** BEGIN Data provided **

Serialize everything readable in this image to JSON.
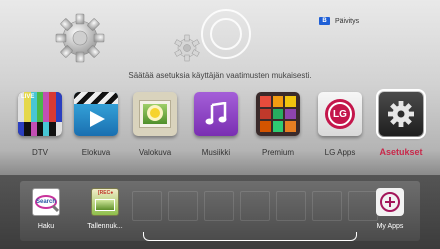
{
  "header": {
    "update_key": "B",
    "update_label": "Päivitys",
    "hint": "Säätää asetuksia käyttäjän vaatimusten mukaisesti."
  },
  "apps": [
    {
      "label": "DTV",
      "icon": "tv-test-pattern-icon"
    },
    {
      "label": "Elokuva",
      "icon": "movie-clapper-icon"
    },
    {
      "label": "Valokuva",
      "icon": "photo-flower-icon"
    },
    {
      "label": "Musiikki",
      "icon": "music-note-icon"
    },
    {
      "label": "Premium",
      "icon": "premium-grid-icon"
    },
    {
      "label": "LG Apps",
      "icon": "lg-logo-icon"
    },
    {
      "label": "Asetukset",
      "icon": "settings-gear-icon",
      "selected": true
    }
  ],
  "dock": {
    "items": [
      {
        "label": "Haku",
        "icon": "search-icon",
        "icon_text": "Search"
      },
      {
        "label": "Tallennuk...",
        "icon": "recordings-icon",
        "icon_text": "[REC●"
      },
      {
        "label": "My Apps",
        "icon": "add-plus-icon"
      }
    ]
  },
  "colors": {
    "accent_selected": "#c8284a",
    "update_key_blue": "#1f5fd6",
    "musiikki_purple": "#8b3fc2",
    "lg_red": "#c4164b"
  }
}
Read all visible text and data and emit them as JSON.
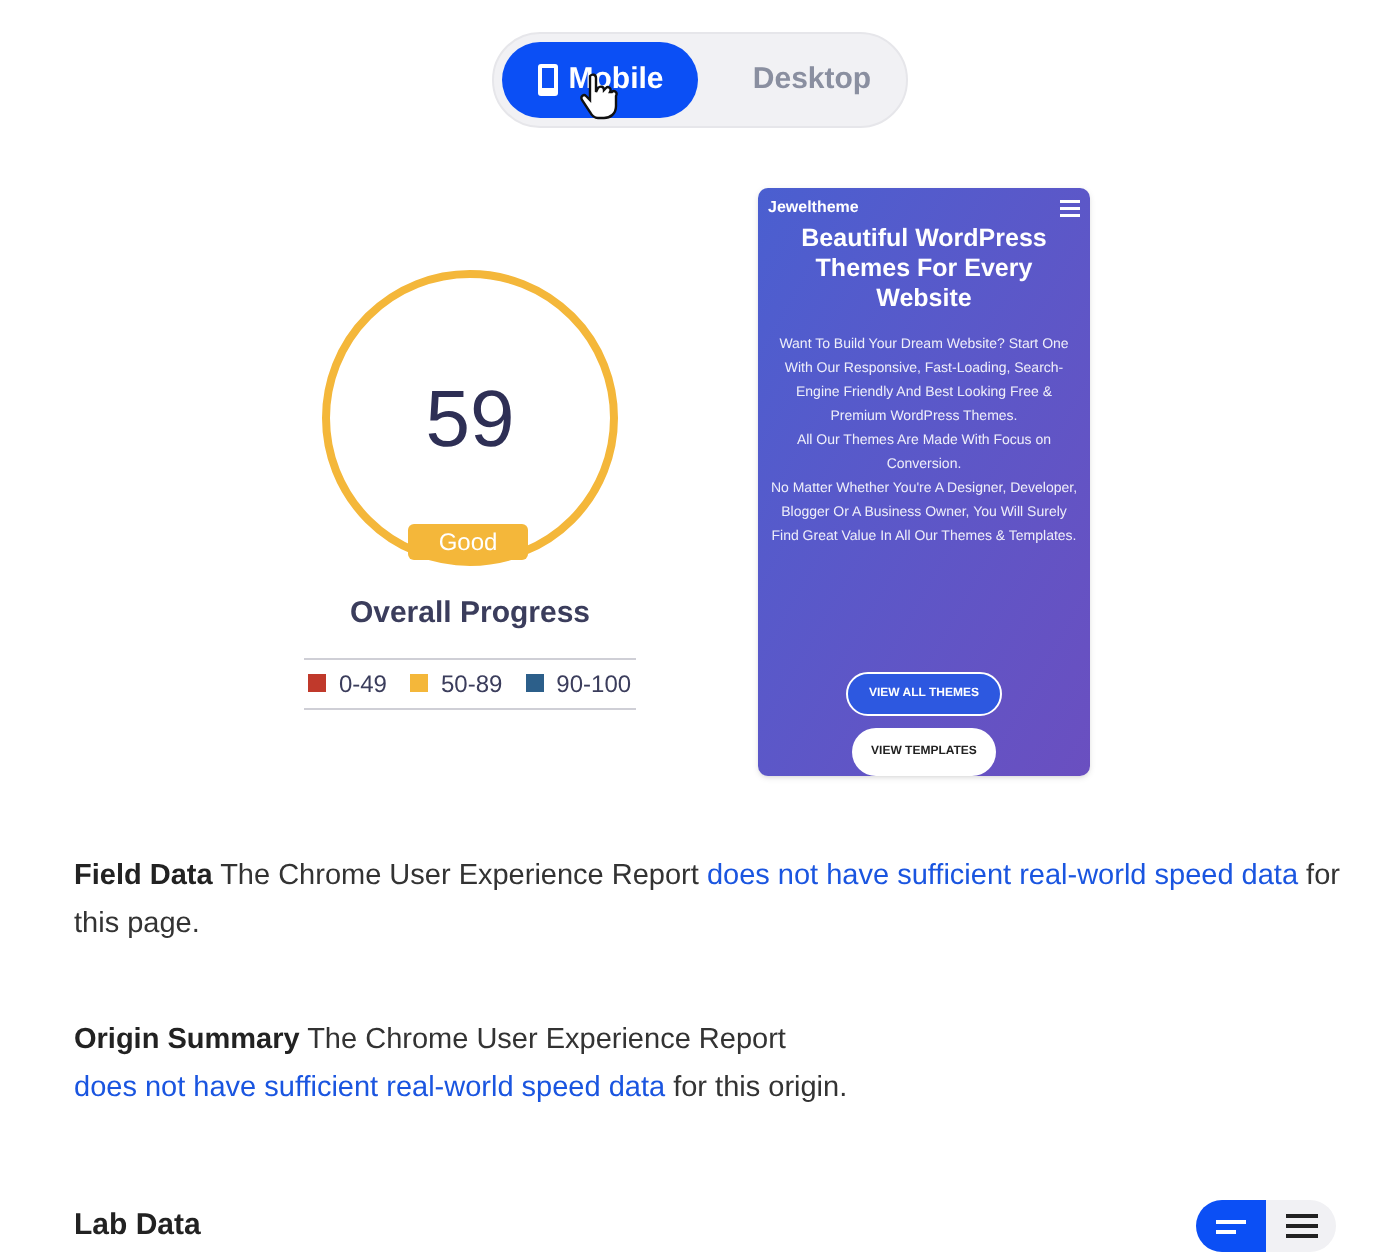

** END Data provided **

The request >> Each entry above should be reproduced exactly, with the pictures removed.

Result of the task >>
Serialize everything readable in this image to JSON.
{
  "header": {
    "update_key": "B",
    "update_label": "Päivitys",
    "hint": "Säätää asetuksia käyttäjän vaatimusten mukaisesti."
  },
  "apps": [
    {
      "label": "DTV",
      "icon": "tv-test-pattern-icon"
    },
    {
      "label": "Elokuva",
      "icon": "movie-clapper-icon"
    },
    {
      "label": "Valokuva",
      "icon": "photo-flower-icon"
    },
    {
      "label": "Musiikki",
      "icon": "music-note-icon"
    },
    {
      "label": "Premium",
      "icon": "premium-grid-icon"
    },
    {
      "label": "LG Apps",
      "icon": "lg-logo-icon"
    },
    {
      "label": "Asetukset",
      "icon": "settings-gear-icon",
      "selected": true
    }
  ],
  "dock": {
    "items": [
      {
        "label": "Haku",
        "icon": "search-icon",
        "icon_text": "Search"
      },
      {
        "label": "Tallennuk...",
        "icon": "recordings-icon",
        "icon_text": "[REC●"
      },
      {
        "label": "My Apps",
        "icon": "add-plus-icon"
      }
    ]
  },
  "colors": {
    "accent_selected": "#c8284a",
    "update_key_blue": "#1f5fd6",
    "musiikki_purple": "#8b3fc2",
    "lg_red": "#c4164b"
  }
}
Read all visible text and data and emit them as JSON.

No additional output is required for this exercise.